Task:
Repeat the material below word for word and leave out all pictures.
--- Record set ---
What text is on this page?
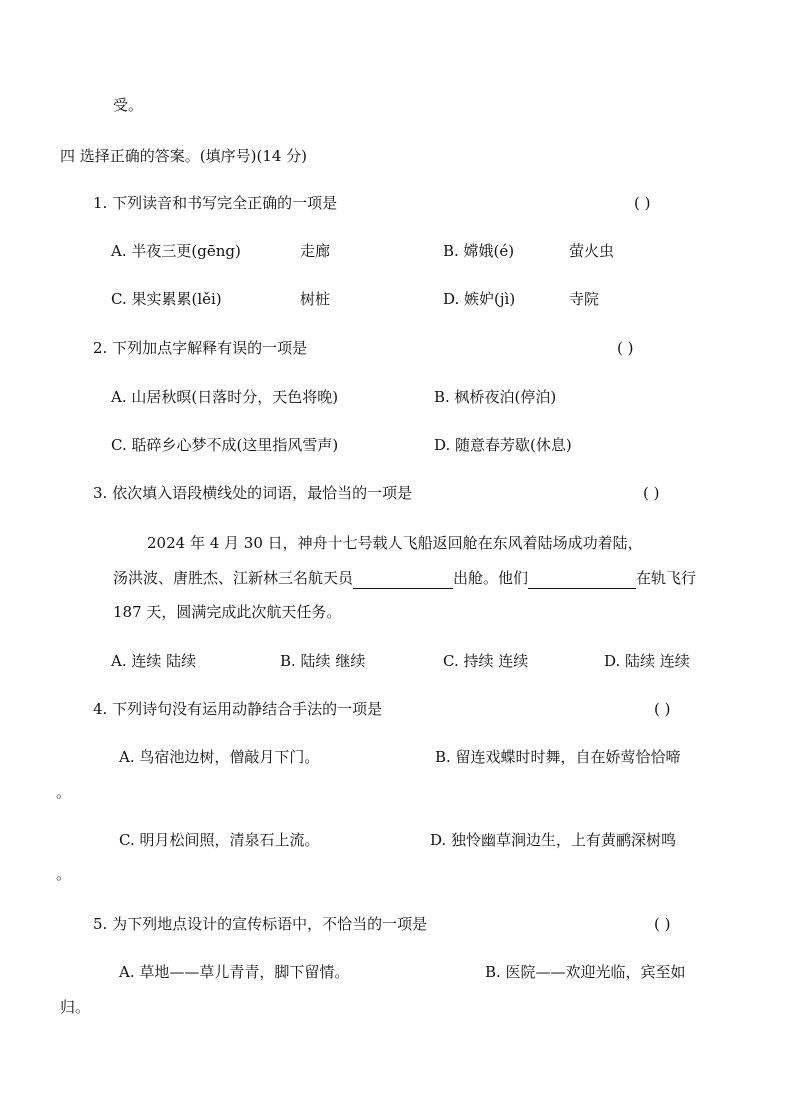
受。
四 选择正确的答案。(填序号)(14 分)
1. 下列读音和书写完全正确的一项是	( )
A. 半夜三更(gēng)	走廊	B. 嫦娥(é)	萤火虫
C. 果实累累(lěi)	树桩	D. 嫉妒(jì)	寺院
2. 下列加点字解释有误的一项是	( )
A. 山居秋暝(日落时分，天色将晚)	B. 枫桥夜泊(停泊)
C. 聒碎乡心梦不成(这里指风雪声)	D. 随意春芳歇(休息)
3. 依次填入语段横线处的词语，最恰当的一项是	( )
2024 年 4 月 30 日，神舟十七号载人飞船返回舱在东风着陆场成功着陆，
汤洪波、唐胜杰、江新林三名航天员	出舱。他们	在轨飞行
187 天，圆满完成此次航天任务。
A. 连续 陆续	B. 陆续 继续	C. 持续 连续	D. 陆续 连续
4. 下列诗句没有运用动静结合手法的一项是	( )
A. 鸟宿池边树，僧敲月下门。	B. 留连戏蝶时时舞，自在娇莺恰恰啼
。
C. 明月松间照，清泉石上流。	D. 独怜幽草涧边生，上有黄鹂深树鸣
。
5. 为下列地点设计的宣传标语中，不恰当的一项是	( )
A. 草地——草儿青青，脚下留情。	B. 医院——欢迎光临，宾至如
归。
---
Finished exercise:
What text is on this page?
受。
四 选择正确的答案。(填序号)(14 分)
1. 下列读音和书写完全正确的一项是	( )
A. 半夜三更(gēng)	走廊	B. 嫦娥(é)	萤火虫
C. 果实累累(lěi)	树桩	D. 嫉妒(jì)	寺院
2. 下列加点字解释有误的一项是	( )
A. 山居秋暝(日落时分，天色将晚)	B. 枫桥夜泊(停泊)
C. 聒碎乡心梦不成(这里指风雪声)	D. 随意春芳歇(休息)
3. 依次填入语段横线处的词语，最恰当的一项是	( )
2024 年 4 月 30 日，神舟十七号载人飞船返回舱在东风着陆场成功着陆，
汤洪波、唐胜杰、江新林三名航天员	出舱。他们	在轨飞行
187 天，圆满完成此次航天任务。
A. 连续 陆续	B. 陆续 继续	C. 持续 连续	D. 陆续 连续
4. 下列诗句没有运用动静结合手法的一项是	( )
A. 鸟宿池边树，僧敲月下门。	B. 留连戏蝶时时舞，自在娇莺恰恰啼
。
C. 明月松间照，清泉石上流。	D. 独怜幽草涧边生，上有黄鹂深树鸣
。
5. 为下列地点设计的宣传标语中，不恰当的一项是	( )
A. 草地——草儿青青，脚下留情。	B. 医院——欢迎光临，宾至如
归。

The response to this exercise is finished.